Task → Each entry below should be returned exactly as is, with the pictures removed.

Items from a dataset
::::::::

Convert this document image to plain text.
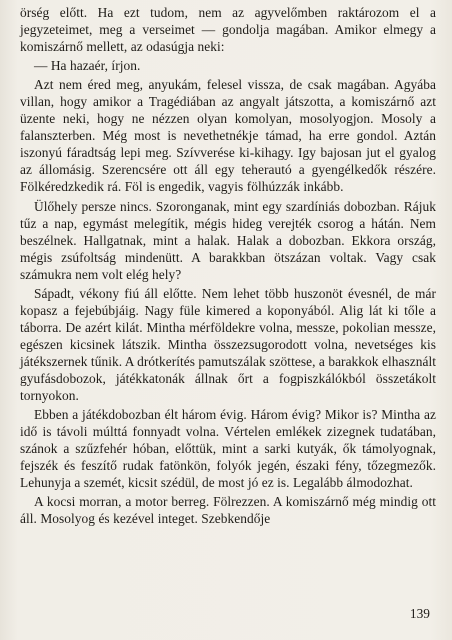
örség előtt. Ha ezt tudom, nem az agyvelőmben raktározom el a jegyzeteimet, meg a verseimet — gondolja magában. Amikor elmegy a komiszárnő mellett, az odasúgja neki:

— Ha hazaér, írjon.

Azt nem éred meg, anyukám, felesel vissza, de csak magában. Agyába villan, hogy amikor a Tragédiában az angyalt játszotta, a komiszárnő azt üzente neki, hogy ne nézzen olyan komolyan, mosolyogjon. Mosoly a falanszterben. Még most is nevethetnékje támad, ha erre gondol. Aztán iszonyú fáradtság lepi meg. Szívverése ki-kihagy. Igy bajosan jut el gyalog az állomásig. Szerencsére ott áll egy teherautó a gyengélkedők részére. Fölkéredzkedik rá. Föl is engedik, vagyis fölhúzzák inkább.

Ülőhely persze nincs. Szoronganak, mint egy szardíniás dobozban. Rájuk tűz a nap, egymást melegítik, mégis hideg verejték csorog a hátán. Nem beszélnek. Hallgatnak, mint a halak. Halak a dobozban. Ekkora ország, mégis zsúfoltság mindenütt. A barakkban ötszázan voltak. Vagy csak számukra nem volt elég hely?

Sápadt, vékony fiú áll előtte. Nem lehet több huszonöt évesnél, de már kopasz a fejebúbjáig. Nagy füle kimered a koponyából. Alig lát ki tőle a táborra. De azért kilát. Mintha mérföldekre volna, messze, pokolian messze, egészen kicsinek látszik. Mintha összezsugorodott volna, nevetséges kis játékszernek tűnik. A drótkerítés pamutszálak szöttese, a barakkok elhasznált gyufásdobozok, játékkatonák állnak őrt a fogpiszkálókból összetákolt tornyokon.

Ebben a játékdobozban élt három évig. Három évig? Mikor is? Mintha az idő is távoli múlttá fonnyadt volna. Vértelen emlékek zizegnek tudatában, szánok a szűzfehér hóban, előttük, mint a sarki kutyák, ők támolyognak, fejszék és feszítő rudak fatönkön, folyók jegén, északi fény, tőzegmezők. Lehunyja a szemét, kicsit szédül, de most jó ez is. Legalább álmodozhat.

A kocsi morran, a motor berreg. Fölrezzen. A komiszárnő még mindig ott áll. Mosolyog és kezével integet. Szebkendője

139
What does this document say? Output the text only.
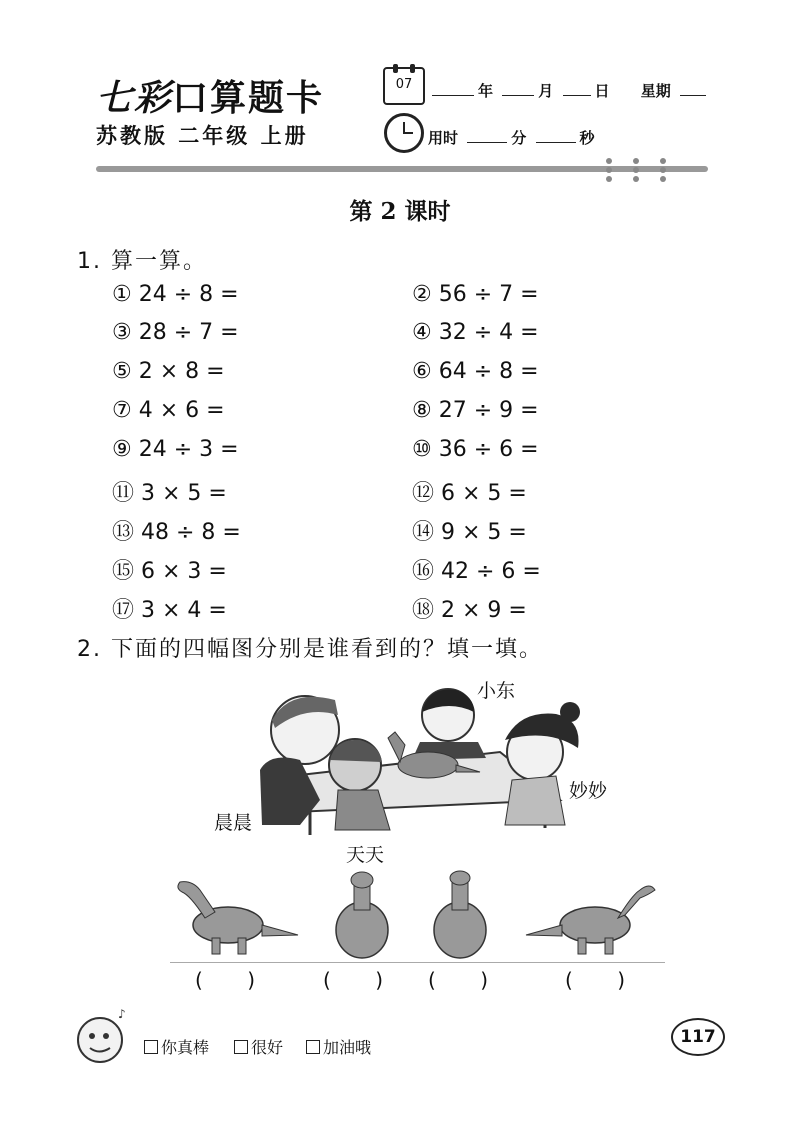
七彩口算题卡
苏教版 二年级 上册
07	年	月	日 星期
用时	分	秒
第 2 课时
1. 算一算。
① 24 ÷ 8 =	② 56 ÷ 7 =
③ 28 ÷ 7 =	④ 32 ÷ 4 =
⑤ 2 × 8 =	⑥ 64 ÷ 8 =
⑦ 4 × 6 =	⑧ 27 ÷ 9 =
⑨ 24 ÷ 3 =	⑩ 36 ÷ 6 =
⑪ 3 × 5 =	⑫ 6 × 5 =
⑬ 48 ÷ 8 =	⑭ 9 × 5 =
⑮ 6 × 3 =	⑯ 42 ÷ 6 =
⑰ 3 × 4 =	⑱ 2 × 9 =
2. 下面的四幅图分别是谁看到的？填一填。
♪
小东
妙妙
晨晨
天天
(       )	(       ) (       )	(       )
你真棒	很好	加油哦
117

::::::::

Worked answer →
Convert this document image to plain text.
örség előtt. Ha ezt tudom, nem az agyvelőmben raktározom el a jegyzeteimet, meg a verseimet — gondolja magában. Amikor elmegy a komiszárnő mellett, az odasúgja neki:

— Ha hazaér, írjon.

Azt nem éred meg, anyukám, felesel vissza, de csak magában. Agyába villan, hogy amikor a Tragédiában az angyalt játszotta, a komiszárnő azt üzente neki, hogy ne nézzen olyan komolyan, mosolyogjon. Mosoly a falanszterben. Még most is nevethetnékje támad, ha erre gondol. Aztán iszonyú fáradtság lepi meg. Szívverése ki-kihagy. Igy bajosan jut el gyalog az állomásig. Szerencsére ott áll egy teherautó a gyengélkedők részére. Fölkéredzkedik rá. Föl is engedik, vagyis fölhúzzák inkább.

Ülőhely persze nincs. Szoronganak, mint egy szardíniás dobozban. Rájuk tűz a nap, egymást melegítik, mégis hideg verejték csorog a hátán. Nem beszélnek. Hallgatnak, mint a halak. Halak a dobozban. Ekkora ország, mégis zsúfoltság mindenütt. A barakkban ötszázan voltak. Vagy csak számukra nem volt elég hely?

Sápadt, vékony fiú áll előtte. Nem lehet több huszonöt évesnél, de már kopasz a fejebúbjáig. Nagy füle kimered a koponyából. Alig lát ki tőle a táborra. De azért kilát. Mintha mérföldekre volna, messze, pokolian messze, egészen kicsinek látszik. Mintha összezsugorodott volna, nevetséges kis játékszernek tűnik. A drótkerítés pamutszálak szöttese, a barakkok elhasznált gyufásdobozok, játékkatonák állnak őrt a fogpiszkálókból összetákolt tornyokon.

Ebben a játékdobozban élt három évig. Három évig? Mikor is? Mintha az idő is távoli múlttá fonnyadt volna. Vértelen emlékek zizegnek tudatában, szánok a szűzfehér hóban, előttük, mint a sarki kutyák, ők támolyognak, fejszék és feszítő rudak fatönkön, folyók jegén, északi fény, tőzegmezők. Lehunyja a szemét, kicsit szédül, de most jó ez is. Legalább álmodozhat.

A kocsi morran, a motor berreg. Fölrezzen. A komiszárnő még mindig ott áll. Mosolyog és kezével integet. Szebkendője

139
What does this document say? Output the text only.
七彩口算题卡
苏教版 二年级 上册
07	年	月	日 星期
用时	分	秒
第 2 课时
1. 算一算。
① 24 ÷ 8 =	② 56 ÷ 7 =
③ 28 ÷ 7 =	④ 32 ÷ 4 =
⑤ 2 × 8 =	⑥ 64 ÷ 8 =
⑦ 4 × 6 =	⑧ 27 ÷ 9 =
⑨ 24 ÷ 3 =	⑩ 36 ÷ 6 =
⑪ 3 × 5 =	⑫ 6 × 5 =
⑬ 48 ÷ 8 =	⑭ 9 × 5 =
⑮ 6 × 3 =	⑯ 42 ÷ 6 =
⑰ 3 × 4 =	⑱ 2 × 9 =
2. 下面的四幅图分别是谁看到的？填一填。
♪
小东
妙妙
晨晨
天天
(       )	(       ) (       )	(       )
你真棒	很好	加油哦
117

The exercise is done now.